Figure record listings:

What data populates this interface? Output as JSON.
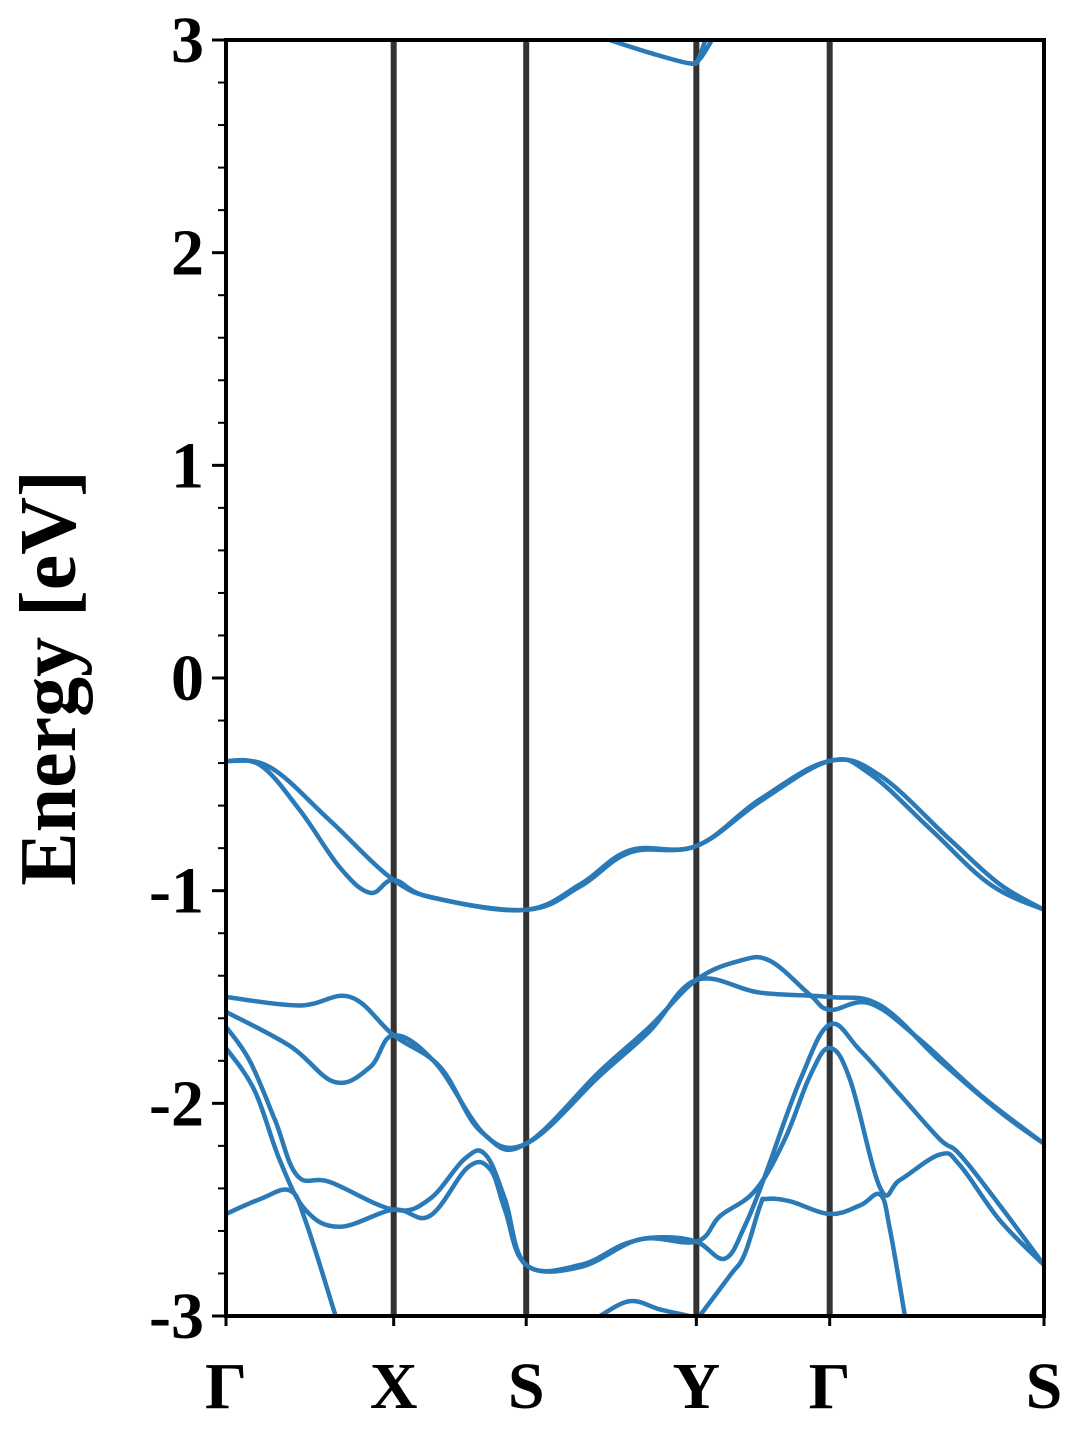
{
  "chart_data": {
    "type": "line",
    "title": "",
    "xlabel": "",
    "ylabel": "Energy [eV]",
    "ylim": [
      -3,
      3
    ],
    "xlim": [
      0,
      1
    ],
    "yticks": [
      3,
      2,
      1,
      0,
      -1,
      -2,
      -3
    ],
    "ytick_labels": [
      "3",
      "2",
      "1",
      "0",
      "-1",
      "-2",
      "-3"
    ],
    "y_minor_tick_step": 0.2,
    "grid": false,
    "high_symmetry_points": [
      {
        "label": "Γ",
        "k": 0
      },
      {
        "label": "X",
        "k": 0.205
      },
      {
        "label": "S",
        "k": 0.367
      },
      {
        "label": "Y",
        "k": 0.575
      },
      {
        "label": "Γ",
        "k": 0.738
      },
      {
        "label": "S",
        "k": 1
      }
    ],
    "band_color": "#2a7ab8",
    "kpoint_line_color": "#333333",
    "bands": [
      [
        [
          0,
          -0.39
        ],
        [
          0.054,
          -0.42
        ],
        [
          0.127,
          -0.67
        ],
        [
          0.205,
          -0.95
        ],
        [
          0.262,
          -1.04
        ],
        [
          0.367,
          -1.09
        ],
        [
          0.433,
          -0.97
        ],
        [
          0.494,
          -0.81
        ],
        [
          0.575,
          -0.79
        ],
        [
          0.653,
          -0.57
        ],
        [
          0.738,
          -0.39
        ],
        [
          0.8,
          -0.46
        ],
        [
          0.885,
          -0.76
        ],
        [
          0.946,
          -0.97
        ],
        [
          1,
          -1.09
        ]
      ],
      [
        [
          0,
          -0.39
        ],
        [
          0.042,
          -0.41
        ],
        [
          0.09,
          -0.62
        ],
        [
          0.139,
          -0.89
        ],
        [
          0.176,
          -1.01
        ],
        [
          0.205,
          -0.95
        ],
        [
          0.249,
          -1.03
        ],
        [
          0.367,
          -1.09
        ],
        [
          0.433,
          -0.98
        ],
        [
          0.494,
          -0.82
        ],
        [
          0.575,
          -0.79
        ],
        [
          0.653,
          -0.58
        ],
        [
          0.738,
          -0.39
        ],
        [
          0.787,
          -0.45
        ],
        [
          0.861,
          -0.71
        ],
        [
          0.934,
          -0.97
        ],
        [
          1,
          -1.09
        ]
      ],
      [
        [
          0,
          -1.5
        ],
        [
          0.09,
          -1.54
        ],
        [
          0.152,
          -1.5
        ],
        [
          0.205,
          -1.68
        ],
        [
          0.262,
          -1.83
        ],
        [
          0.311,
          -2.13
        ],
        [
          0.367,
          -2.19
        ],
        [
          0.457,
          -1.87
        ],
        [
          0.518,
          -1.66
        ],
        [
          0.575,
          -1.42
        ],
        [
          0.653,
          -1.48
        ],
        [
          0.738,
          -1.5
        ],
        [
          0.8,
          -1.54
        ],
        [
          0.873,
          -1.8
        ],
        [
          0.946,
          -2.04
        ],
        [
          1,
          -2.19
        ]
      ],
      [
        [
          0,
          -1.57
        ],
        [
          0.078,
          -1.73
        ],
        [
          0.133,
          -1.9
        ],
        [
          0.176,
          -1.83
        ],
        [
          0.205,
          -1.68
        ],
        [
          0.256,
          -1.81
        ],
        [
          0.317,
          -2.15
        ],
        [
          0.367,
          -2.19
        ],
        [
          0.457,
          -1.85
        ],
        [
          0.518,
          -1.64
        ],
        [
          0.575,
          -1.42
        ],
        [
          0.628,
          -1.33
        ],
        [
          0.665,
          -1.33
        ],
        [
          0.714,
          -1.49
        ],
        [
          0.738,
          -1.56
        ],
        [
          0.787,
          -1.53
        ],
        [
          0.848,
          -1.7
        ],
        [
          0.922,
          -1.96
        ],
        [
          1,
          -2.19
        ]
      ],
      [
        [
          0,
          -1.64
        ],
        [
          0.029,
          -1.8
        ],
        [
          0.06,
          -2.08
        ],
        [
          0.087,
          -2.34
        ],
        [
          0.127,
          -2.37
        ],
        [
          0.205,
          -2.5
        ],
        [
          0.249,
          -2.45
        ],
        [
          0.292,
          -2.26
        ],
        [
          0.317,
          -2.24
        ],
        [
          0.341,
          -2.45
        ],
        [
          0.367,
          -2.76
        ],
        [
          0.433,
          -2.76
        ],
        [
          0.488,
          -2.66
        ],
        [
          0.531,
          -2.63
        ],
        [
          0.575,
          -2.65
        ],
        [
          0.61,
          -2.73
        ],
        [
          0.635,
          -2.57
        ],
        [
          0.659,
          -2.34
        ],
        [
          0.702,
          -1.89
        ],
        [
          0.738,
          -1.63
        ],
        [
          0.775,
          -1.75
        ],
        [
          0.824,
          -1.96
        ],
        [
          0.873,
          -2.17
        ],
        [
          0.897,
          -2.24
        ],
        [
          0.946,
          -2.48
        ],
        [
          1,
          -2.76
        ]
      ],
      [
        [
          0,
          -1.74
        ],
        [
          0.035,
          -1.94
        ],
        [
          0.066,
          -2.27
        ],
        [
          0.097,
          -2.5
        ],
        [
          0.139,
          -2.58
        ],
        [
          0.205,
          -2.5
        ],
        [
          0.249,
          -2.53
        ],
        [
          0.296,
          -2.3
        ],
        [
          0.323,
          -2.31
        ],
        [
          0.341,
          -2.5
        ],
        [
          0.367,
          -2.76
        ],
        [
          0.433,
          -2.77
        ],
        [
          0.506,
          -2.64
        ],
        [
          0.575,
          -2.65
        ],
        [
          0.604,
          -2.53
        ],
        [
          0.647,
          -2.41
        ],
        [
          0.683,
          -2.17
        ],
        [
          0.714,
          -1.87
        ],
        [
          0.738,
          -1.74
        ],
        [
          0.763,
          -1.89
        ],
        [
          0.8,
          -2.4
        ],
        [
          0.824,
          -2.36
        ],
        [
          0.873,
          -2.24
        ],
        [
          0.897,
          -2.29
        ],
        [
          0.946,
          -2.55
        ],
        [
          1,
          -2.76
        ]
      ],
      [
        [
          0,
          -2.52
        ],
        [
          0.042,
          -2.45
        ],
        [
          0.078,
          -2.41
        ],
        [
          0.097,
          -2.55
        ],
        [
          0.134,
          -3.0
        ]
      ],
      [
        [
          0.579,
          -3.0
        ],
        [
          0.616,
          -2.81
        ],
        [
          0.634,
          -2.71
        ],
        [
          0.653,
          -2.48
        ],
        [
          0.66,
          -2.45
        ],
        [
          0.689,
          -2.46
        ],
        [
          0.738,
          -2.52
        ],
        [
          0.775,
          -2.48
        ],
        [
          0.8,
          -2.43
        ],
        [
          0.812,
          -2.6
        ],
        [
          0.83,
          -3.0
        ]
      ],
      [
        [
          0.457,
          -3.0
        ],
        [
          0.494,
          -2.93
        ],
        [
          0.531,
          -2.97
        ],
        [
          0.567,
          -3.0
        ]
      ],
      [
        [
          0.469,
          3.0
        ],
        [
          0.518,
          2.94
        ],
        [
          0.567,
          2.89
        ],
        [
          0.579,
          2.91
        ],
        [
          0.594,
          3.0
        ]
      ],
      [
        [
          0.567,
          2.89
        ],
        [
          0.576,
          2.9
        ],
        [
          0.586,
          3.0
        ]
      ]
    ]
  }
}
==
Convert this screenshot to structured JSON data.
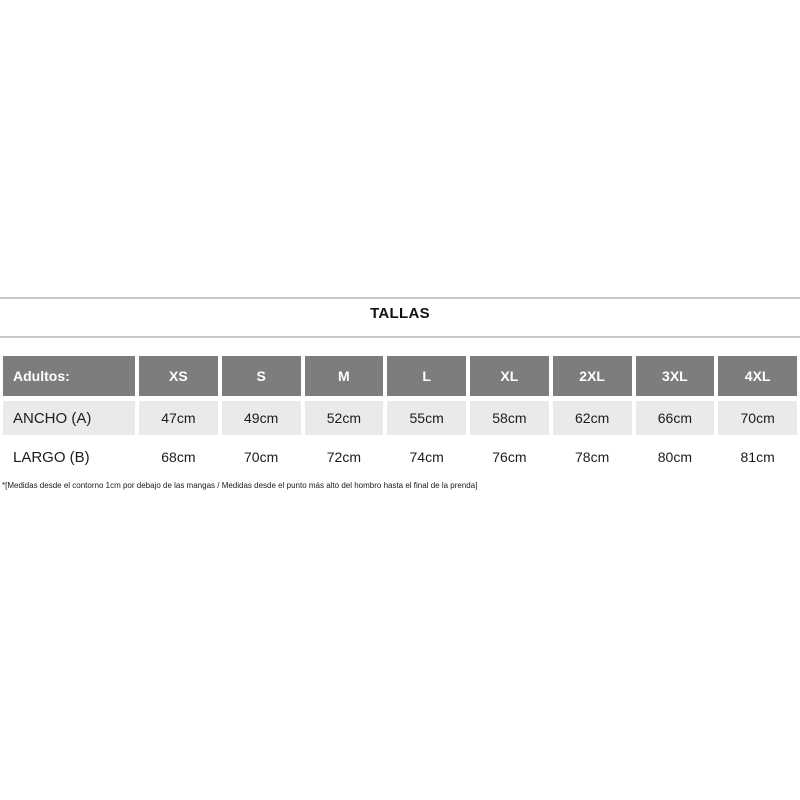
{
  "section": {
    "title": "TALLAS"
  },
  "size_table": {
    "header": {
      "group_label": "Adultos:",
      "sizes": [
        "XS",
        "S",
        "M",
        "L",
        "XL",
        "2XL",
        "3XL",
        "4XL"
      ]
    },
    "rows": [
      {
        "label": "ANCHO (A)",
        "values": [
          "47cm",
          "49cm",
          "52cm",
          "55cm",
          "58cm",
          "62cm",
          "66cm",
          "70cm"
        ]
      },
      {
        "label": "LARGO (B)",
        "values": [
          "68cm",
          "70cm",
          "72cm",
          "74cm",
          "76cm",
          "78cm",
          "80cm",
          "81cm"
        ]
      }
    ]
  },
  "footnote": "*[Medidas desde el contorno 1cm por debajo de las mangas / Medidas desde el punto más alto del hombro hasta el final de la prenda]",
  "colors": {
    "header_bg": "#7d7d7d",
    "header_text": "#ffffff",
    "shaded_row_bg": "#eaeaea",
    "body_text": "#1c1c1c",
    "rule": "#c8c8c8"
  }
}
...
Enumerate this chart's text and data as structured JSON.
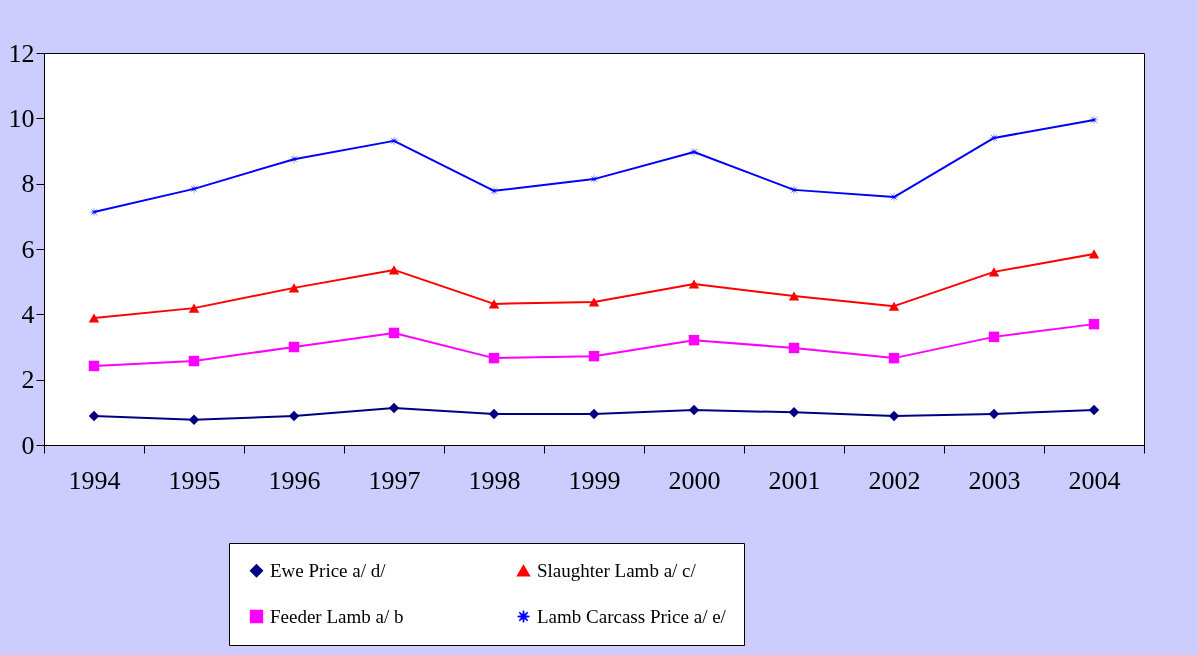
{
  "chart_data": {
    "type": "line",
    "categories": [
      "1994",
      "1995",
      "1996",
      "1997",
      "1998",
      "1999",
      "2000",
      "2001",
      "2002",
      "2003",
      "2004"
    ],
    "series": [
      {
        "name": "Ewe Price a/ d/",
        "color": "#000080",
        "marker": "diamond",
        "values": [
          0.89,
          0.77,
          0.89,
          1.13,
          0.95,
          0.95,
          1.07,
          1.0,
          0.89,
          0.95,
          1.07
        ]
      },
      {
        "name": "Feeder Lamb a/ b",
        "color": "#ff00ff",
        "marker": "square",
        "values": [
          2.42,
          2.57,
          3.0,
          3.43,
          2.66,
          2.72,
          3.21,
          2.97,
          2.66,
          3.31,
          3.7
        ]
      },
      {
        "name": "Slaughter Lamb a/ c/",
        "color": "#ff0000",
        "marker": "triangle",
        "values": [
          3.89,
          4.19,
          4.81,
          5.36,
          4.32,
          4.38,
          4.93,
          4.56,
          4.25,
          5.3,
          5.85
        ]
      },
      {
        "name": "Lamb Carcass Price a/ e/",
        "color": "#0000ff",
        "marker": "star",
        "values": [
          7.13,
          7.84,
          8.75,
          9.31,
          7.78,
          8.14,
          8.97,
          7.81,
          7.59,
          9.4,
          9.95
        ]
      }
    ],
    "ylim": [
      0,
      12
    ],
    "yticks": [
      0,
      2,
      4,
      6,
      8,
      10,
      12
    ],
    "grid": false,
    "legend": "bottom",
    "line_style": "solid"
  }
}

GOAL - Provide only the number of lines in the entries that hold the word "structured".

THE ANSWER - 2